─── Material supplied

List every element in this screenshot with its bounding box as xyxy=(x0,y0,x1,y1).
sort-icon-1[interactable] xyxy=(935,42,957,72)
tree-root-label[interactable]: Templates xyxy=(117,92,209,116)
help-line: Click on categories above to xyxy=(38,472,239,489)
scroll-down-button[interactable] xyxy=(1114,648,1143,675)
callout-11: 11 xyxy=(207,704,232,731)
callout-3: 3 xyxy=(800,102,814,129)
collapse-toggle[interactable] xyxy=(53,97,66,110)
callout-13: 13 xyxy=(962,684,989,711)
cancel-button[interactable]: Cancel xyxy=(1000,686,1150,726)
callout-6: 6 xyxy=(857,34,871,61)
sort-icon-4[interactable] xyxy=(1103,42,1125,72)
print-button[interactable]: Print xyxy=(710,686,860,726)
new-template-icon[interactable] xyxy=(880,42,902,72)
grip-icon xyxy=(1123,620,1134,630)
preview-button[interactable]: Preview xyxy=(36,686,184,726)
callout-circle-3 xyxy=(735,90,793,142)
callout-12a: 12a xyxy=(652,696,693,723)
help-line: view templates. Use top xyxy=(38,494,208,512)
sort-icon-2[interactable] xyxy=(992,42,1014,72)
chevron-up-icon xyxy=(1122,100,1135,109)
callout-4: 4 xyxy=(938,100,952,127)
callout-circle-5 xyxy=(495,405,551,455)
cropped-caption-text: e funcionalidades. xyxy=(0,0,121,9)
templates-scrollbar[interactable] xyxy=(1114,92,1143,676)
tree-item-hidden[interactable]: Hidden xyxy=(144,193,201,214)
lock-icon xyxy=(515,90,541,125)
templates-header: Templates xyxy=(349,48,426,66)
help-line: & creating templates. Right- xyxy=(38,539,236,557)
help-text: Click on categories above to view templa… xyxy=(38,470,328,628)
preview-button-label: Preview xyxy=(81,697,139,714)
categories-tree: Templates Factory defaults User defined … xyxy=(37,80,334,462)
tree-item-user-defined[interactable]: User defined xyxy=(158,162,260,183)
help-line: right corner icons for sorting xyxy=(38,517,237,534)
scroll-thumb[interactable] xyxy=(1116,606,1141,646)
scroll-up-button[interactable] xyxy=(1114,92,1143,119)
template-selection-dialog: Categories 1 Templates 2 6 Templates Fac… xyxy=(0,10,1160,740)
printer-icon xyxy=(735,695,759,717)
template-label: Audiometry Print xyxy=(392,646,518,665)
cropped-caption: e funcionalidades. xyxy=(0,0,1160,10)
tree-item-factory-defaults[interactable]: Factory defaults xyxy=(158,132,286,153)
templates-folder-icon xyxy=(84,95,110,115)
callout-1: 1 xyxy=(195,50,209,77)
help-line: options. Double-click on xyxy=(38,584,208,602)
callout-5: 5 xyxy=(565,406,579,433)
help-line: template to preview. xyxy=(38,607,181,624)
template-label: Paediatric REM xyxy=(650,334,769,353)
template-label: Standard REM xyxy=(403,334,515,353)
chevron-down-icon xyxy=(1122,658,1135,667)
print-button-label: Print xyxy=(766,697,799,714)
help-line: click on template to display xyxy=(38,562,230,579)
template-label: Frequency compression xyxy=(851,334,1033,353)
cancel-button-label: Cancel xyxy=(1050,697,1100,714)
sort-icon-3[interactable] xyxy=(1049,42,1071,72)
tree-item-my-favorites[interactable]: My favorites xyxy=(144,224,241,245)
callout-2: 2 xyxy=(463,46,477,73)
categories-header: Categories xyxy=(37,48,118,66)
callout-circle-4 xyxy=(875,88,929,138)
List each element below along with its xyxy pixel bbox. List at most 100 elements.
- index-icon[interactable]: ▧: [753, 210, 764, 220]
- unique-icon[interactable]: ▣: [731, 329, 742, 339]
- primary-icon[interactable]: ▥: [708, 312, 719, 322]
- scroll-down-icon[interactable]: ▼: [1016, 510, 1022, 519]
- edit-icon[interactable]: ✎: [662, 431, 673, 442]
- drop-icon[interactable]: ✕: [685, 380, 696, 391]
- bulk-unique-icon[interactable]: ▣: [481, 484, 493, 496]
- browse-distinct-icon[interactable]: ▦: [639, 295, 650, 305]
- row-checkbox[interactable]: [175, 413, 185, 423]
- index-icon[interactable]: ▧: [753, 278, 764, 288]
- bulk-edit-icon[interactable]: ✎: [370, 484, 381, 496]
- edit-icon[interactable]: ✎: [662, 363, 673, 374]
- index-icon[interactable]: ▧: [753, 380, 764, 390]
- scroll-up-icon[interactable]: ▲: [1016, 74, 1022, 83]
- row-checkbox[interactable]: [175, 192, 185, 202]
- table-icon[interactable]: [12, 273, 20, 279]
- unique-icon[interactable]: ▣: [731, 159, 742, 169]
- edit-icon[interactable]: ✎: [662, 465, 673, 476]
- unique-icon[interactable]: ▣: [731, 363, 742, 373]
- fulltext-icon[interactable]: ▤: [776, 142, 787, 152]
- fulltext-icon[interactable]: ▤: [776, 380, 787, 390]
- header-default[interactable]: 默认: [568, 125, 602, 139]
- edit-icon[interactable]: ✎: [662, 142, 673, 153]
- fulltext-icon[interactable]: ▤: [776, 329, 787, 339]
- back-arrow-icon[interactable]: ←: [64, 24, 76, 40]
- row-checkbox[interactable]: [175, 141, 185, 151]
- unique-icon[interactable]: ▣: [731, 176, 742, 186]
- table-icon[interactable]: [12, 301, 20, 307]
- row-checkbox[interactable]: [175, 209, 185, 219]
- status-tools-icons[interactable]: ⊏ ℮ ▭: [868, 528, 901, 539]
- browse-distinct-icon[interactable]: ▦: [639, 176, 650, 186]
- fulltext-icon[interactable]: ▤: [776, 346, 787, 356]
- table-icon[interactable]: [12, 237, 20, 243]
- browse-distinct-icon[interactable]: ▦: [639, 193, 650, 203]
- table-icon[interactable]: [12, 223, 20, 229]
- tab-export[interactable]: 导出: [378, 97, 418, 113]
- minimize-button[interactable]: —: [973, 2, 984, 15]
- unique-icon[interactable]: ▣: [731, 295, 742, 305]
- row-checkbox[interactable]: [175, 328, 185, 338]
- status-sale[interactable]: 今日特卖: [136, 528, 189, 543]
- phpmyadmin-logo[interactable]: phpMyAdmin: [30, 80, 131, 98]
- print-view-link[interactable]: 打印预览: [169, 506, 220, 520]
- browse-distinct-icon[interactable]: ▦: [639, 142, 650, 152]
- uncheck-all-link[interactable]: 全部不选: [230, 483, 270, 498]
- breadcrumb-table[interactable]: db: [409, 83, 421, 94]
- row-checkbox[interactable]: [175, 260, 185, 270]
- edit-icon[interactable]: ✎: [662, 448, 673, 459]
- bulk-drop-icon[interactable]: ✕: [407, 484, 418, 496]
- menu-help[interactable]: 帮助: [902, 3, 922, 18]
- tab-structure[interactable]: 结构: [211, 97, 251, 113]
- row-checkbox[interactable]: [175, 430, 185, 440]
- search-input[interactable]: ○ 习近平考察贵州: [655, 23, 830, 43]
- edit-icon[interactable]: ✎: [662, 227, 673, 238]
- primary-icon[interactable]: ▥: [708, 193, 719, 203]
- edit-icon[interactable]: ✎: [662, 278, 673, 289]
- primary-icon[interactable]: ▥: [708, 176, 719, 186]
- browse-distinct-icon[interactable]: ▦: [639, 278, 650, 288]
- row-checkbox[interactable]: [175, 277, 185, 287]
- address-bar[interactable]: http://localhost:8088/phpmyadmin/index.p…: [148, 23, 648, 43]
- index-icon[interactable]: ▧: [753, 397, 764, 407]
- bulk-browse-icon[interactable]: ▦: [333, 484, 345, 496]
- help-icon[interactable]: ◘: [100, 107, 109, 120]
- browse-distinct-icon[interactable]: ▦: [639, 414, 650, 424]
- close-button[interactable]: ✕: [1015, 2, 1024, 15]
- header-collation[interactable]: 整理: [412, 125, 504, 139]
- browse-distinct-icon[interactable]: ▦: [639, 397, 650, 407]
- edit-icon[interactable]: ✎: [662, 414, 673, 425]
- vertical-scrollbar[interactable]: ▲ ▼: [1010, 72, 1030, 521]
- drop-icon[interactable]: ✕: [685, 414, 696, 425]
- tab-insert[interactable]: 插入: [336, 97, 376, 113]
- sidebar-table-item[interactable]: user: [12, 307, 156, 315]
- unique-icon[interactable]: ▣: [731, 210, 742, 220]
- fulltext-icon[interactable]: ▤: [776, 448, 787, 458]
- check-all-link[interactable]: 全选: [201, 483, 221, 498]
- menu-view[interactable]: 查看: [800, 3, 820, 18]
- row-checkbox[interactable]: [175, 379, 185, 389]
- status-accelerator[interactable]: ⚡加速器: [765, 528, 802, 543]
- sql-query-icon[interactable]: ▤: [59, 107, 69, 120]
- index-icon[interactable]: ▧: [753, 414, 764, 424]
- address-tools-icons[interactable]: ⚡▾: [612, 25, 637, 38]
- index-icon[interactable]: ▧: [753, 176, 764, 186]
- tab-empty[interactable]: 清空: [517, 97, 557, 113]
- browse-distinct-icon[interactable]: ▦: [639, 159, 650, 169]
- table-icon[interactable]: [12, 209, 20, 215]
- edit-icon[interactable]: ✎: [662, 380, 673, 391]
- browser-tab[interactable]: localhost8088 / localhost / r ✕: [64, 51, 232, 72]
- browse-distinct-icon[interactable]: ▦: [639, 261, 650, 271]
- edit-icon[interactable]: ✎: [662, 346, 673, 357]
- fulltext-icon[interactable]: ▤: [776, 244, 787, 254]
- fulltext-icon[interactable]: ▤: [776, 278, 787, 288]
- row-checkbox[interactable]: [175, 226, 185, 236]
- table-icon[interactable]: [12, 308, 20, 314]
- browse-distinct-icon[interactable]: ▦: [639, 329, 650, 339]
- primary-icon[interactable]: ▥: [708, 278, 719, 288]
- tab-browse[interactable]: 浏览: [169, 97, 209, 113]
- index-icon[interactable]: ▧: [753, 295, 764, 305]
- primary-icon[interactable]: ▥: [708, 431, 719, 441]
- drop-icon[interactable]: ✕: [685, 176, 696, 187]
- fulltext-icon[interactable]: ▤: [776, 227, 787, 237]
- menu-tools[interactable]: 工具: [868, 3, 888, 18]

──────

## Given instruction
Please rewrite the data from its first line through the line containing "help-line: right corner", both included, renaming "callout" to "badge" and leaving everything else unchanged.

## Solved exercise
List every element in this screenshot with its bounding box as xyxy=(x0,y0,x1,y1).
sort-icon-1[interactable] xyxy=(935,42,957,72)
tree-root-label[interactable]: Templates xyxy=(117,92,209,116)
help-line: Click on categories above to xyxy=(38,472,239,489)
scroll-down-button[interactable] xyxy=(1114,648,1143,675)
badge-11: 11 xyxy=(207,704,232,731)
badge-3: 3 xyxy=(800,102,814,129)
collapse-toggle[interactable] xyxy=(53,97,66,110)
badge-13: 13 xyxy=(962,684,989,711)
cancel-button[interactable]: Cancel xyxy=(1000,686,1150,726)
badge-6: 6 xyxy=(857,34,871,61)
sort-icon-4[interactable] xyxy=(1103,42,1125,72)
print-button[interactable]: Print xyxy=(710,686,860,726)
new-template-icon[interactable] xyxy=(880,42,902,72)
grip-icon xyxy=(1123,620,1134,630)
preview-button[interactable]: Preview xyxy=(36,686,184,726)
badge-circle-3 xyxy=(735,90,793,142)
badge-12a: 12a xyxy=(652,696,693,723)
help-line: view templates. Use top xyxy=(38,494,208,512)
sort-icon-2[interactable] xyxy=(992,42,1014,72)
chevron-up-icon xyxy=(1122,100,1135,109)
badge-4: 4 xyxy=(938,100,952,127)
badge-circle-5 xyxy=(495,405,551,455)
cropped-caption-text: e funcionalidades. xyxy=(0,0,121,9)
templates-scrollbar[interactable] xyxy=(1114,92,1143,676)
tree-item-hidden[interactable]: Hidden xyxy=(144,193,201,214)
lock-icon xyxy=(515,90,541,125)
templates-header: Templates xyxy=(349,48,426,66)
help-line: & creating templates. Right- xyxy=(38,539,236,557)
help-text: Click on categories above to view templa… xyxy=(38,470,328,628)
preview-button-label: Preview xyxy=(81,697,139,714)
categories-tree: Templates Factory defaults User defined … xyxy=(37,80,334,462)
tree-item-user-defined[interactable]: User defined xyxy=(158,162,260,183)
help-line: right corner icons for sorting xyxy=(38,517,237,534)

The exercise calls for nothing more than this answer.